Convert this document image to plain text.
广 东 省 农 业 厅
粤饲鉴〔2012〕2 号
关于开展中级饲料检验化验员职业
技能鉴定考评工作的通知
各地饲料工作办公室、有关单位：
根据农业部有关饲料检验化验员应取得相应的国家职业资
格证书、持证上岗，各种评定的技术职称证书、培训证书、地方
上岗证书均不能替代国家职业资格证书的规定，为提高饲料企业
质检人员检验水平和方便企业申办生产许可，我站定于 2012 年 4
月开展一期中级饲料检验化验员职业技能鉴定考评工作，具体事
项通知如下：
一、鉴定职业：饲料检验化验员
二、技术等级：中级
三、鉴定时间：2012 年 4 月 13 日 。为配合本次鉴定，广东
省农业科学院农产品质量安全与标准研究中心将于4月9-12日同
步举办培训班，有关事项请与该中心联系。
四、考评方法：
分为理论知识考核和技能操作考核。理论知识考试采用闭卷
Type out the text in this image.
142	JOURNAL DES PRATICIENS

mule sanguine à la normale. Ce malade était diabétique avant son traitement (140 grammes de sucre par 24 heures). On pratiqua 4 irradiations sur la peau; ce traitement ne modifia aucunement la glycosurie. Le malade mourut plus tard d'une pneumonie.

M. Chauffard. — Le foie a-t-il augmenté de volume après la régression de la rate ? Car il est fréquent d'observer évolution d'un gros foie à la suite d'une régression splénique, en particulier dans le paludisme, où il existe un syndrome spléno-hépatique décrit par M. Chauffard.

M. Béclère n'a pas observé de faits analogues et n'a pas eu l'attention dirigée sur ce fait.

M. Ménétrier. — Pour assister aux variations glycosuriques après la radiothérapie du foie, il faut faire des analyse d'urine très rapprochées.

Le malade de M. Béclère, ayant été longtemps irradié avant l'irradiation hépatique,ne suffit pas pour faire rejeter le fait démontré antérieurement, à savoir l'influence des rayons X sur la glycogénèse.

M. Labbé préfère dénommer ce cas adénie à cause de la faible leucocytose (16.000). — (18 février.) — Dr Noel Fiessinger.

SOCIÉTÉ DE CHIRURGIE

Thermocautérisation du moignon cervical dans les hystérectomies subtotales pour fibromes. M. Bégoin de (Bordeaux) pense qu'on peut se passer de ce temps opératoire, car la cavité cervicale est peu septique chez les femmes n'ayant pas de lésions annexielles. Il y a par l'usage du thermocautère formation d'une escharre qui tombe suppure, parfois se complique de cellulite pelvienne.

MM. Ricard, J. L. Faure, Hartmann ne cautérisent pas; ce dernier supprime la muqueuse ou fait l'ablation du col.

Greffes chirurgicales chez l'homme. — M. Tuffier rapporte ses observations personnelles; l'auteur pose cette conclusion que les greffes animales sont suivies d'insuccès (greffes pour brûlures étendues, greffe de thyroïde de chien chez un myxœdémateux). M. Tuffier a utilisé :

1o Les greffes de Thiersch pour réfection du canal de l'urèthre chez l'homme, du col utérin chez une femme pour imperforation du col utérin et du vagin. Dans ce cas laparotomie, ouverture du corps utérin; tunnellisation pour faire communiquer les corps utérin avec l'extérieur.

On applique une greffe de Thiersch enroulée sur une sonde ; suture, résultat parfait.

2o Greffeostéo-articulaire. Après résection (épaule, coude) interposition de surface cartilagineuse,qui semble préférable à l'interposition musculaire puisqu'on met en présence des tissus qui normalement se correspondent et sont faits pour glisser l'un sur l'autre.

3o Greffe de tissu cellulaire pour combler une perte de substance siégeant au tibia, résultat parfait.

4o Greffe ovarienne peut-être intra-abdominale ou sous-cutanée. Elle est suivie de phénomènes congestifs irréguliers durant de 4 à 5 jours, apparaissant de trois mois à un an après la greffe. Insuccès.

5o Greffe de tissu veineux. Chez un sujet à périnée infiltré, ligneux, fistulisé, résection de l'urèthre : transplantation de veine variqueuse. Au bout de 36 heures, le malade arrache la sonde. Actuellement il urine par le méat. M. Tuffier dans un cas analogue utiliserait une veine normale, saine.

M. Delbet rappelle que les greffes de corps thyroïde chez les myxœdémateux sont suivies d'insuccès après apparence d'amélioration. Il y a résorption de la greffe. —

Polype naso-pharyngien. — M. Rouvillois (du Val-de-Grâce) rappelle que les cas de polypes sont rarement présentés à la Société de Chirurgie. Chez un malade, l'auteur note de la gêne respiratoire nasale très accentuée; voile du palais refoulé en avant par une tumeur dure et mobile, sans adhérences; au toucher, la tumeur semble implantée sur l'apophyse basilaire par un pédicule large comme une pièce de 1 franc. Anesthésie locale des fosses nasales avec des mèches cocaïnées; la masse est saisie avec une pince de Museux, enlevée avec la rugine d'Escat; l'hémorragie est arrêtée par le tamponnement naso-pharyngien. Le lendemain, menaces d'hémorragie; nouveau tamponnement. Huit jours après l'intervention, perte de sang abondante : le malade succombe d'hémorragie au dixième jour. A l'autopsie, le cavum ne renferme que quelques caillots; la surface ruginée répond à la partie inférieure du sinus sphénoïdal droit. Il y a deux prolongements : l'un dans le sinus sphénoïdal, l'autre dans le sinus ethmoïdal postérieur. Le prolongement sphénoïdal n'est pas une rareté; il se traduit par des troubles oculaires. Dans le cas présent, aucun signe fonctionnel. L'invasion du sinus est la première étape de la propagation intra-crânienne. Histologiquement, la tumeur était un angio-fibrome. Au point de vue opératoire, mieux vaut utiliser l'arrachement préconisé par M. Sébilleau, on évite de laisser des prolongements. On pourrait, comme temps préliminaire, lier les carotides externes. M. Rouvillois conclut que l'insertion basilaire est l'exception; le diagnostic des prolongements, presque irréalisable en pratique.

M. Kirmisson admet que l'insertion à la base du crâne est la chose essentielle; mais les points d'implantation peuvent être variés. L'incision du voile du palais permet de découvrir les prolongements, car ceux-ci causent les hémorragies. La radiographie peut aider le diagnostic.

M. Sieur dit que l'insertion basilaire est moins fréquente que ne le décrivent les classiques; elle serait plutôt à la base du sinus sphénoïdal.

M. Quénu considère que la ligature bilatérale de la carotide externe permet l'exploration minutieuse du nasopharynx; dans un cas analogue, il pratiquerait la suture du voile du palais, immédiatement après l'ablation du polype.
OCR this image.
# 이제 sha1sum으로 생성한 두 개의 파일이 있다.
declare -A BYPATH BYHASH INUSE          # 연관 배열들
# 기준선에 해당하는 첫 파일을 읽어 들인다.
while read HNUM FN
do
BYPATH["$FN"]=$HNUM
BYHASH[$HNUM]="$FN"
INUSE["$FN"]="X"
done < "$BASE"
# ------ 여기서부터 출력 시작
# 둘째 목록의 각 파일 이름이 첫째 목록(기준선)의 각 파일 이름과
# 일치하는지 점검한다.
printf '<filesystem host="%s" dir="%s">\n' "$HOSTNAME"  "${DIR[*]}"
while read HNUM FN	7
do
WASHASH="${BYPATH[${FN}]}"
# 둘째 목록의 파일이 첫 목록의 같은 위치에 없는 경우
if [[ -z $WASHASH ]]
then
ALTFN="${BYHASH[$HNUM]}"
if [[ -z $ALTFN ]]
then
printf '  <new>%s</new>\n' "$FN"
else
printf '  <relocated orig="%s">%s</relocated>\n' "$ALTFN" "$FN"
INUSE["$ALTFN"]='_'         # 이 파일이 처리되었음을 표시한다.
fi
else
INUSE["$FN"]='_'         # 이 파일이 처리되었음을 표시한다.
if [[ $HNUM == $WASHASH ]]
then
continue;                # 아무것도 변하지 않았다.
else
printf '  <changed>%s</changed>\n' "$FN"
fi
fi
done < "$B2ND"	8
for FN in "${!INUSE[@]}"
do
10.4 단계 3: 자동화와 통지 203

▬▬▬▬▬▬

WHAT YOU NEED TO DO:
Collect each line holding the string "HNUM".

RESPONSE FOR THIS EXERCISE:
while read HNUM FN
BYPATH["$FN"]=$HNUM
BYHASH[$HNUM]="$FN"
while read HNUM FN	7
ALTFN="${BYHASH[$HNUM]}"
if [[ $HNUM == $WASHASH ]]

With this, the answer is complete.